> [INFORMATION SHOWN]
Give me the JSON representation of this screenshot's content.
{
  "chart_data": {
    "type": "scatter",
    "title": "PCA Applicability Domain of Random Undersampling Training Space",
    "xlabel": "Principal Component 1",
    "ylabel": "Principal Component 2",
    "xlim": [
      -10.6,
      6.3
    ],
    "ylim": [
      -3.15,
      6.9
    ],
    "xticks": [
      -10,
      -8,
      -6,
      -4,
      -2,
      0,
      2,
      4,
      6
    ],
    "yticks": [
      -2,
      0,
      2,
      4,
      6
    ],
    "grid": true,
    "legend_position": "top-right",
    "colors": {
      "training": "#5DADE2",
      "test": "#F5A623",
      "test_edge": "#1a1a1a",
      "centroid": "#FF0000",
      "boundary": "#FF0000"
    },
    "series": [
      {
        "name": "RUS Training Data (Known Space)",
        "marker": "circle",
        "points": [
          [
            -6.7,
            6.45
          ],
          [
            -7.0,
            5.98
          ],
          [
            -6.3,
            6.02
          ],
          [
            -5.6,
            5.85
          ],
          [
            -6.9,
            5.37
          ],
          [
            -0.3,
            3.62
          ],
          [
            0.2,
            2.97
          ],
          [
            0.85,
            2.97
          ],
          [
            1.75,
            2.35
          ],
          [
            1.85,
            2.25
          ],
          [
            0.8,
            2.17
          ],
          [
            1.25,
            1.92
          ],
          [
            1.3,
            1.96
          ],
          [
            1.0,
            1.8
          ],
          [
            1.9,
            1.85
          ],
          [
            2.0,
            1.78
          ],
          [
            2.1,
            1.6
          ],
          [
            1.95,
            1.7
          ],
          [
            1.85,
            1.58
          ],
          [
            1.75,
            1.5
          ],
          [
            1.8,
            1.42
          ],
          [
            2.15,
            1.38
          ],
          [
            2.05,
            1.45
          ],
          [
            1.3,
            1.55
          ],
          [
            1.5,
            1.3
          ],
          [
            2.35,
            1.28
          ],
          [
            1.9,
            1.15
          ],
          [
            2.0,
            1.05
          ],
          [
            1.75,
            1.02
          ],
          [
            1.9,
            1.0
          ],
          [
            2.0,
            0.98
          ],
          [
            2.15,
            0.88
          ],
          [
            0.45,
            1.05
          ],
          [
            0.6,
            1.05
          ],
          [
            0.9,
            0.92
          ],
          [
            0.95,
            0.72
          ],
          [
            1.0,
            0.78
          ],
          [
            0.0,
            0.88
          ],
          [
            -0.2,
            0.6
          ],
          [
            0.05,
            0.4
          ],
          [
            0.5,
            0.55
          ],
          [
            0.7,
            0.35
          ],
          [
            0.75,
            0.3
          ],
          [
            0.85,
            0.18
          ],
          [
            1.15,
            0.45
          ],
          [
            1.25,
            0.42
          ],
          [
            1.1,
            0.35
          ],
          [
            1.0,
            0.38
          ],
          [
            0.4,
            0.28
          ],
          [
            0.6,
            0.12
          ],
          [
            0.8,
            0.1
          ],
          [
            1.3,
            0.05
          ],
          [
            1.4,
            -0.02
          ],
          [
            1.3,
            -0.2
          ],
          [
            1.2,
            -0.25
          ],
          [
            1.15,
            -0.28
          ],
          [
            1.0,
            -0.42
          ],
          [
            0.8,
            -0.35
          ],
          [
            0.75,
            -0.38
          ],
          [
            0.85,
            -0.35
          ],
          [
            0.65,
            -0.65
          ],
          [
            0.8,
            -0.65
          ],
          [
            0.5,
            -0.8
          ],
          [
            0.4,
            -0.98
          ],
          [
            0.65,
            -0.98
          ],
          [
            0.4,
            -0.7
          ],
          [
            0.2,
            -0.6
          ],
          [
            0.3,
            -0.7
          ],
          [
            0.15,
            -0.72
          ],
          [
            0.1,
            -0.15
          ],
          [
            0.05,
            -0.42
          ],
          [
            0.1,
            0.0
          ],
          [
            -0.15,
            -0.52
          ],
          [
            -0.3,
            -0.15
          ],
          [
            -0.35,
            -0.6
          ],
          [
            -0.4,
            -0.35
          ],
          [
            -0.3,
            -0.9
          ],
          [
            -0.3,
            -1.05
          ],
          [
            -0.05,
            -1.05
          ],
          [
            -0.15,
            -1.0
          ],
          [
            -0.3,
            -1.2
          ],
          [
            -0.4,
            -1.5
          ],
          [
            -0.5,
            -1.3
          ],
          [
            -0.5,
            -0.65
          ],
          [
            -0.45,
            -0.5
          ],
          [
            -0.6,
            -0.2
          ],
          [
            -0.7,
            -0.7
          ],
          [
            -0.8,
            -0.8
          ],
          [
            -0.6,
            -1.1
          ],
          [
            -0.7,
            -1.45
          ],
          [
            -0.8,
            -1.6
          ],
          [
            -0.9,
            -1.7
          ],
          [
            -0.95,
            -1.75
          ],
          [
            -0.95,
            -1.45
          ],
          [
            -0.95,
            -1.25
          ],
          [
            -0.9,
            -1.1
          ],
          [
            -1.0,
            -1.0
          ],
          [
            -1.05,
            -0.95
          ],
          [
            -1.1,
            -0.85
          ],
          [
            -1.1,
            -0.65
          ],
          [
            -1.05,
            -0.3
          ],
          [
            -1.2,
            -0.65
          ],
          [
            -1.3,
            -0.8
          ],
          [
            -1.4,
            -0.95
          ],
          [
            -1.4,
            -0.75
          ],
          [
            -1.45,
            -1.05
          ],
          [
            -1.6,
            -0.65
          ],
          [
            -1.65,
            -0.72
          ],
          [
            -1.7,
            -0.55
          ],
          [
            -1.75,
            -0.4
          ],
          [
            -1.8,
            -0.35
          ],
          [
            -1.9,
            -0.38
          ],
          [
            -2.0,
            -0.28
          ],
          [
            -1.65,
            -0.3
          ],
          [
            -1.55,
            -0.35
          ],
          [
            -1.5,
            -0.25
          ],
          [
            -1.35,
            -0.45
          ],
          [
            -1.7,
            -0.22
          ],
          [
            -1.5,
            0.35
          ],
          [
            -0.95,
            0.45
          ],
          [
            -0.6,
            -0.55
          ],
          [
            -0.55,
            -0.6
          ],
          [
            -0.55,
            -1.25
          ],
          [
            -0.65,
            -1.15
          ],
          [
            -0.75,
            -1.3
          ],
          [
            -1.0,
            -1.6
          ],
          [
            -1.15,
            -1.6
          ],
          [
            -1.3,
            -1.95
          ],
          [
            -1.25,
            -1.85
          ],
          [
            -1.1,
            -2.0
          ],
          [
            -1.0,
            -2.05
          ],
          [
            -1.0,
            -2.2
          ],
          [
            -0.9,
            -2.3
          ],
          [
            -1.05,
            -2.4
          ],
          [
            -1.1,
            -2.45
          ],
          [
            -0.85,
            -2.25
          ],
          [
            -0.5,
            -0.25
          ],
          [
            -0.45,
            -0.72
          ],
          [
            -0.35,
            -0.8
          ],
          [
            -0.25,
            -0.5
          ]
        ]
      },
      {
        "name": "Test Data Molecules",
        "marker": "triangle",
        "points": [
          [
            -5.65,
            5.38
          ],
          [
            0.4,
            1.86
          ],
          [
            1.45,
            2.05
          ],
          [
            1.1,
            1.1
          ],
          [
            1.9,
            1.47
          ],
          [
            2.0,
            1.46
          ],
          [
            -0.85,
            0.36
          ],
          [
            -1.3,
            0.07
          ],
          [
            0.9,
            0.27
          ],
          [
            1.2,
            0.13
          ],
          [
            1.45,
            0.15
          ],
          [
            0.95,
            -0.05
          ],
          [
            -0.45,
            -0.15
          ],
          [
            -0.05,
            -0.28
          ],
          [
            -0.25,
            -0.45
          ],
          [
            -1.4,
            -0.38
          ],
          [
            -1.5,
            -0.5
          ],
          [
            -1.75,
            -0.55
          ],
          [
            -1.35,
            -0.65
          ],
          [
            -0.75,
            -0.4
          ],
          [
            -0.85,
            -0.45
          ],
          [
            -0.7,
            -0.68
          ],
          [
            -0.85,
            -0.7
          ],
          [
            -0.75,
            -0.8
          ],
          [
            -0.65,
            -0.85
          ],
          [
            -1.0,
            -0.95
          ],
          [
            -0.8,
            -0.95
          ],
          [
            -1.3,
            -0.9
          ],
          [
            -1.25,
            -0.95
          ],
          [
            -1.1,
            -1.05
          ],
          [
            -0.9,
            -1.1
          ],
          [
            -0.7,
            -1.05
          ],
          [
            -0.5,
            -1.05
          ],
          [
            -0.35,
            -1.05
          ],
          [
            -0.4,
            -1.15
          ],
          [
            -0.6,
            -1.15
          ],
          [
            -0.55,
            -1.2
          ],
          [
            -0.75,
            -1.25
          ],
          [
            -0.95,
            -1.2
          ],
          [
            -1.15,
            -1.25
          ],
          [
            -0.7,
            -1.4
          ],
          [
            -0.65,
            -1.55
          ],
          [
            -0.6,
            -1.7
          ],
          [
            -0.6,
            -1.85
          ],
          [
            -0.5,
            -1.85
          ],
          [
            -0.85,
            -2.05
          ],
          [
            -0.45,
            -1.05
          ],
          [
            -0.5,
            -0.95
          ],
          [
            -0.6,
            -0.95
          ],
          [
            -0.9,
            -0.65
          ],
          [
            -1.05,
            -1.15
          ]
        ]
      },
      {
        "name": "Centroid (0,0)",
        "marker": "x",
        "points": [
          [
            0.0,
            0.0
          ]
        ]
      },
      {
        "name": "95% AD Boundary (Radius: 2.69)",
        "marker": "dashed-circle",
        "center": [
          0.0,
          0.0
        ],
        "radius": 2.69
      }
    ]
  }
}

> [SHORT PROBLEM] Look through the entries above. Extract each line with the word "Space".

> [RESULT OF THE TASK]
    "title": "PCA Applicability Domain of Random Undersampling Training Space",
        "name": "RUS Training Data (Known Space)",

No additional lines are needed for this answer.